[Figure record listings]
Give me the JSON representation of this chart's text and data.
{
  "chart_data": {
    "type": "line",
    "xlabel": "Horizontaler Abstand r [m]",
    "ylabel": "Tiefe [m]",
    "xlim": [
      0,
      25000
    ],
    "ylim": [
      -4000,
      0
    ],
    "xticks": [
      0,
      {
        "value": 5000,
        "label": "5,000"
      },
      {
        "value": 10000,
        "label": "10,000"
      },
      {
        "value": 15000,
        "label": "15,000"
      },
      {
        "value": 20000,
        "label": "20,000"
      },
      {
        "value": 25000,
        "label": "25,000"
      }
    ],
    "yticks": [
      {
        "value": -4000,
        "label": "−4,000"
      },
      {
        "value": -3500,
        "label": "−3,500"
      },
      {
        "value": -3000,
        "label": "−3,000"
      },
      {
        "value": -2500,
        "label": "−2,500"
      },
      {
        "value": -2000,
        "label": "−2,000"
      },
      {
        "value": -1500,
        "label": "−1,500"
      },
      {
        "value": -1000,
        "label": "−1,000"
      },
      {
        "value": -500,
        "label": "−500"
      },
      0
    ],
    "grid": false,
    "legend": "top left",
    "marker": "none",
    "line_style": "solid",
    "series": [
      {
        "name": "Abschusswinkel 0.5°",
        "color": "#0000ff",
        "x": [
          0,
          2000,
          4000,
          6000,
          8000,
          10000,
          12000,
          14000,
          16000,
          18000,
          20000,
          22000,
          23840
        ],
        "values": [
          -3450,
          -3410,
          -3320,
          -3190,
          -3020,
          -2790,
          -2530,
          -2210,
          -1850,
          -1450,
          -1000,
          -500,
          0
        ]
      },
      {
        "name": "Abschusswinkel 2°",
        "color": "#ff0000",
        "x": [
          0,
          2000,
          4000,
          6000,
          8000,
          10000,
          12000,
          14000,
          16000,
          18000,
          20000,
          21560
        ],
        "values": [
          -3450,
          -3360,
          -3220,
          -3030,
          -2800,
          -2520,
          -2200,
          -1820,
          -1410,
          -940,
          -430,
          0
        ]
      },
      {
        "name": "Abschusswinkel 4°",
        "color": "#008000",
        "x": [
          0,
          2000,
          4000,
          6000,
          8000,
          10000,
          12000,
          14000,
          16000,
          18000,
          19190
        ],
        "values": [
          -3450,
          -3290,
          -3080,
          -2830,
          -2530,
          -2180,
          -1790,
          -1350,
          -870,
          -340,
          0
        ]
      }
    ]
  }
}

* [Direction] The records above are to be copied in full, exactly as written.

* [Answer for the task]
Give me the JSON representation of this chart's text and data.
{
  "chart_data": {
    "type": "line",
    "xlabel": "Horizontaler Abstand r [m]",
    "ylabel": "Tiefe [m]",
    "xlim": [
      0,
      25000
    ],
    "ylim": [
      -4000,
      0
    ],
    "xticks": [
      0,
      {
        "value": 5000,
        "label": "5,000"
      },
      {
        "value": 10000,
        "label": "10,000"
      },
      {
        "value": 15000,
        "label": "15,000"
      },
      {
        "value": 20000,
        "label": "20,000"
      },
      {
        "value": 25000,
        "label": "25,000"
      }
    ],
    "yticks": [
      {
        "value": -4000,
        "label": "−4,000"
      },
      {
        "value": -3500,
        "label": "−3,500"
      },
      {
        "value": -3000,
        "label": "−3,000"
      },
      {
        "value": -2500,
        "label": "−2,500"
      },
      {
        "value": -2000,
        "label": "−2,000"
      },
      {
        "value": -1500,
        "label": "−1,500"
      },
      {
        "value": -1000,
        "label": "−1,000"
      },
      {
        "value": -500,
        "label": "−500"
      },
      0
    ],
    "grid": false,
    "legend": "top left",
    "marker": "none",
    "line_style": "solid",
    "series": [
      {
        "name": "Abschusswinkel 0.5°",
        "color": "#0000ff",
        "x": [
          0,
          2000,
          4000,
          6000,
          8000,
          10000,
          12000,
          14000,
          16000,
          18000,
          20000,
          22000,
          23840
        ],
        "values": [
          -3450,
          -3410,
          -3320,
          -3190,
          -3020,
          -2790,
          -2530,
          -2210,
          -1850,
          -1450,
          -1000,
          -500,
          0
        ]
      },
      {
        "name": "Abschusswinkel 2°",
        "color": "#ff0000",
        "x": [
          0,
          2000,
          4000,
          6000,
          8000,
          10000,
          12000,
          14000,
          16000,
          18000,
          20000,
          21560
        ],
        "values": [
          -3450,
          -3360,
          -3220,
          -3030,
          -2800,
          -2520,
          -2200,
          -1820,
          -1410,
          -940,
          -430,
          0
        ]
      },
      {
        "name": "Abschusswinkel 4°",
        "color": "#008000",
        "x": [
          0,
          2000,
          4000,
          6000,
          8000,
          10000,
          12000,
          14000,
          16000,
          18000,
          19190
        ],
        "values": [
          -3450,
          -3290,
          -3080,
          -2830,
          -2530,
          -2180,
          -1790,
          -1350,
          -870,
          -340,
          0
        ]
      }
    ]
  }
}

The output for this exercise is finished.